— START —
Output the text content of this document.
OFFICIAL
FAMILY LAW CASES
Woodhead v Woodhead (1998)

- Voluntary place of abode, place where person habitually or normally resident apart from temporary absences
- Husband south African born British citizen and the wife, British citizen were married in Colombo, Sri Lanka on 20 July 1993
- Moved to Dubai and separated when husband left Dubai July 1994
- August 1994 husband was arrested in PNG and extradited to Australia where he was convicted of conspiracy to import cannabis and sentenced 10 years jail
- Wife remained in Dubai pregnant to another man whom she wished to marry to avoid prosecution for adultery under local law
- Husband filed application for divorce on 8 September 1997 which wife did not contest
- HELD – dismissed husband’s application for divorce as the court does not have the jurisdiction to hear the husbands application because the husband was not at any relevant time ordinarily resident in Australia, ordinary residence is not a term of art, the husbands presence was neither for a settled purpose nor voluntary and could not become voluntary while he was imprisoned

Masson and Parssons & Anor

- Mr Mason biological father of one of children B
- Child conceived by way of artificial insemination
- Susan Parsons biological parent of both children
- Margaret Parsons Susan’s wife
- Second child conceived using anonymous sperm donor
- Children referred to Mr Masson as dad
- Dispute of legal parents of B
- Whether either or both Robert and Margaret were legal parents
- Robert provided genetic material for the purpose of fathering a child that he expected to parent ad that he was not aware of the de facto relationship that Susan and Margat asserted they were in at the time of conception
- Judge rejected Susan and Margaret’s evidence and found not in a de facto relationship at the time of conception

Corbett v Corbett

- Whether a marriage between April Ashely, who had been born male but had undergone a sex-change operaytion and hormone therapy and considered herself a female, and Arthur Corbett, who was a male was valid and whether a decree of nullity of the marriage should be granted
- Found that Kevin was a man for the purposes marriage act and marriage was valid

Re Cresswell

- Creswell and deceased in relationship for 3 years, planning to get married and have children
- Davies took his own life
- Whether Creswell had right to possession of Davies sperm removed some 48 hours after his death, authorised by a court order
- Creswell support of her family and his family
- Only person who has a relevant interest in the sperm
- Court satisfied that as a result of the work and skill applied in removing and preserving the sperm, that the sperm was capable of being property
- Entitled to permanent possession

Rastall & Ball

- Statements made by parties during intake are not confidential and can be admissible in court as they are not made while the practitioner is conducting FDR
— END —
• **Work required**: Among the lines of the data above, count those holding "Australia" and state only the number.

• **Answer to this task**: 2